» **PROBLEM DESCRIPTION**
Work out how many lines in the data hold the word "panel", and reply with that number only.

» **INFORMATION SUPPLIED**
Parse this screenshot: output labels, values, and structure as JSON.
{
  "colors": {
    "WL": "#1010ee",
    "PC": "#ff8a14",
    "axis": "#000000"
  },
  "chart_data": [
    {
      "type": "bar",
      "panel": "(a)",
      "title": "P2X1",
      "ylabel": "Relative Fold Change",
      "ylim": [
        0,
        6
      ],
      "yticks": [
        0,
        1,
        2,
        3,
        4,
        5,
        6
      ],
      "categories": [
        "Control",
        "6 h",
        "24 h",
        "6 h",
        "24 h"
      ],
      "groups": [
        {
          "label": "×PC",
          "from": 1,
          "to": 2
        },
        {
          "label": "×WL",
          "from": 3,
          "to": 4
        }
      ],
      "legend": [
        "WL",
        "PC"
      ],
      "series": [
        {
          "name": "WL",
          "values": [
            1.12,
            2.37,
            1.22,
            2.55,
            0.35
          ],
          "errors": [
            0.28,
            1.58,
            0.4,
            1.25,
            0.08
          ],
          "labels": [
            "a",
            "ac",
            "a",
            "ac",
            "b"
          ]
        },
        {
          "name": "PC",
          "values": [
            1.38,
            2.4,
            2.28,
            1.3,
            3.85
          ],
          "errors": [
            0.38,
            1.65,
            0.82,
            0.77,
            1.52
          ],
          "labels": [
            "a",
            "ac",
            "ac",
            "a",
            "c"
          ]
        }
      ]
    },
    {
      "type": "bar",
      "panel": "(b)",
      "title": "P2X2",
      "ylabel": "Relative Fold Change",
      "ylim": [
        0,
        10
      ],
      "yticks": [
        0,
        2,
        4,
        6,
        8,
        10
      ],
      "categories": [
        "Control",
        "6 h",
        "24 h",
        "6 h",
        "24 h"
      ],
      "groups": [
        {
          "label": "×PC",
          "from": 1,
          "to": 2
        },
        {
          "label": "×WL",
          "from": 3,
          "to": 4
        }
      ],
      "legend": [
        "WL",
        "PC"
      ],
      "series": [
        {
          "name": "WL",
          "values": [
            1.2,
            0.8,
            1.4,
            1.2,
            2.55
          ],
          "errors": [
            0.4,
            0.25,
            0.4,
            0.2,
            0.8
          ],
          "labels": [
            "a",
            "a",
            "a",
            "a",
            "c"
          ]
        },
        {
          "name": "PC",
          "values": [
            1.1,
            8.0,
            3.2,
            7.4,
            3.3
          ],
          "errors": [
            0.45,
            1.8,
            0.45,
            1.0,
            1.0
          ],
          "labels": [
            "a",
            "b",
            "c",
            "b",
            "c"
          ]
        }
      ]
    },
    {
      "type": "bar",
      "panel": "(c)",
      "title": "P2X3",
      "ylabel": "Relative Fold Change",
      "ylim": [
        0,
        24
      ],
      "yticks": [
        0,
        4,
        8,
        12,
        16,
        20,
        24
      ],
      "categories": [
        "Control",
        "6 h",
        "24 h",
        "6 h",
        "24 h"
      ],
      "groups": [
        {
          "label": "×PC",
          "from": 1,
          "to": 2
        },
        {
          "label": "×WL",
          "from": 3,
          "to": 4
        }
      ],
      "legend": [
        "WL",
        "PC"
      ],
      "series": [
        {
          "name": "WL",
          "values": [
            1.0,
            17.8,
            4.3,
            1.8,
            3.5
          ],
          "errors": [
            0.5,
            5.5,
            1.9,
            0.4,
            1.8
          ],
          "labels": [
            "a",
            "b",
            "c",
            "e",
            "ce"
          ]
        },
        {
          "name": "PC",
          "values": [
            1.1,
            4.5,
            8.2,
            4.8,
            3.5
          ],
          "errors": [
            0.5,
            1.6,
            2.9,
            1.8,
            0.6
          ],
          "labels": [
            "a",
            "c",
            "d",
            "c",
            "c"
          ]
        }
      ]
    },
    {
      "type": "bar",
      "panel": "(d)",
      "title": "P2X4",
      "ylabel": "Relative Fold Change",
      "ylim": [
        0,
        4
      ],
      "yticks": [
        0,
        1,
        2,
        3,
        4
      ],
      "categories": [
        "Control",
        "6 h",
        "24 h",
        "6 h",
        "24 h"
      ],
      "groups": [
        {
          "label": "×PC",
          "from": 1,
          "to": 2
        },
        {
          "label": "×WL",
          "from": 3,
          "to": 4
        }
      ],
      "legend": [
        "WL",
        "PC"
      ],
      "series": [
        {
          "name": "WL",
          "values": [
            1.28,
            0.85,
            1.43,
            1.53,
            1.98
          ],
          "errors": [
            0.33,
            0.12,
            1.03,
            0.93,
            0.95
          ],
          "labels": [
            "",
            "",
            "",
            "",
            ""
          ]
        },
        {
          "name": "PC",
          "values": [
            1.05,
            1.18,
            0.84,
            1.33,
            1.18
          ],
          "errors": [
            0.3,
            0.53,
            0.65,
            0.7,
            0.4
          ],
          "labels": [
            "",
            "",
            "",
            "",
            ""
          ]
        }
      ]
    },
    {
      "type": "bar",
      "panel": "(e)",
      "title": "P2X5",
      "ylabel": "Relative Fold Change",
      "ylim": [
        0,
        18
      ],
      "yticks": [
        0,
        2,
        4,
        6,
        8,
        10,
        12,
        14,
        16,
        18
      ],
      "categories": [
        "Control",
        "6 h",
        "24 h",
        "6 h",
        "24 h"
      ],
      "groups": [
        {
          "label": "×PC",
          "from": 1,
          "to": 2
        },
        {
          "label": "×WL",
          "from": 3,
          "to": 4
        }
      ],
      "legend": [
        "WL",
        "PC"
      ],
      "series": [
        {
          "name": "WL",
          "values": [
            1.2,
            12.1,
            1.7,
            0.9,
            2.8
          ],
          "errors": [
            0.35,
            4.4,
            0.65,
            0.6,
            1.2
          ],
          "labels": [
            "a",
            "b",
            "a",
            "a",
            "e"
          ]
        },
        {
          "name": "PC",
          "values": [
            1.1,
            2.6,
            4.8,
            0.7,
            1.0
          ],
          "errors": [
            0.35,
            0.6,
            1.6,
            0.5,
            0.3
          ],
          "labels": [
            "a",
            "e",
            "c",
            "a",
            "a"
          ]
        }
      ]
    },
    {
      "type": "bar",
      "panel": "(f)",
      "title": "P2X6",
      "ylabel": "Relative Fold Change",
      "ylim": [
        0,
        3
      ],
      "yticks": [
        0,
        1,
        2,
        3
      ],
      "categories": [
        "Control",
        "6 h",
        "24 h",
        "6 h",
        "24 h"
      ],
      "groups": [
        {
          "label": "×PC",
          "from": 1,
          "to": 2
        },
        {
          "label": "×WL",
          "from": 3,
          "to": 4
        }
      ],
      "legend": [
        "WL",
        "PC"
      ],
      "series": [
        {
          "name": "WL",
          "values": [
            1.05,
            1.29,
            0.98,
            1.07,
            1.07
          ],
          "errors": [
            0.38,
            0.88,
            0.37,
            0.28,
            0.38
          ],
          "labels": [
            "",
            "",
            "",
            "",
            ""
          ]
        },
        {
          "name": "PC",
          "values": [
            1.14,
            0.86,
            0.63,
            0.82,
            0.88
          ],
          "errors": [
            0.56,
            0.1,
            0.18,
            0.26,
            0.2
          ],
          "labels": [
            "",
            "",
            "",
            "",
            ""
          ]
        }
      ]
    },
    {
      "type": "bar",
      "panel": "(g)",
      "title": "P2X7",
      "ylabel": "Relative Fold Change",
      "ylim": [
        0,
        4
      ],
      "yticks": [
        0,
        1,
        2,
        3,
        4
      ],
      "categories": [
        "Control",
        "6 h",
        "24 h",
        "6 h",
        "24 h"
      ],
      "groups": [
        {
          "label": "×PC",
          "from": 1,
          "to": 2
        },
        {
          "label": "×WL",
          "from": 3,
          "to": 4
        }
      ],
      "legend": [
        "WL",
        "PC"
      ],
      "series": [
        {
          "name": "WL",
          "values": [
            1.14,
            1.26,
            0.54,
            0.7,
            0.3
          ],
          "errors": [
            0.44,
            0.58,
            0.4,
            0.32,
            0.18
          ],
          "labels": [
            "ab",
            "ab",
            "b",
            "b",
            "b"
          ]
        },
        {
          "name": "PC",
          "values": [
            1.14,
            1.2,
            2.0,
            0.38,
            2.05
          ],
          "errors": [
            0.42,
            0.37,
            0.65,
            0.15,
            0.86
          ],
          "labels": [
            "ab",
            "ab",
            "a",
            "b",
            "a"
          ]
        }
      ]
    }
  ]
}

» **EXERCISE OUTPUT**
7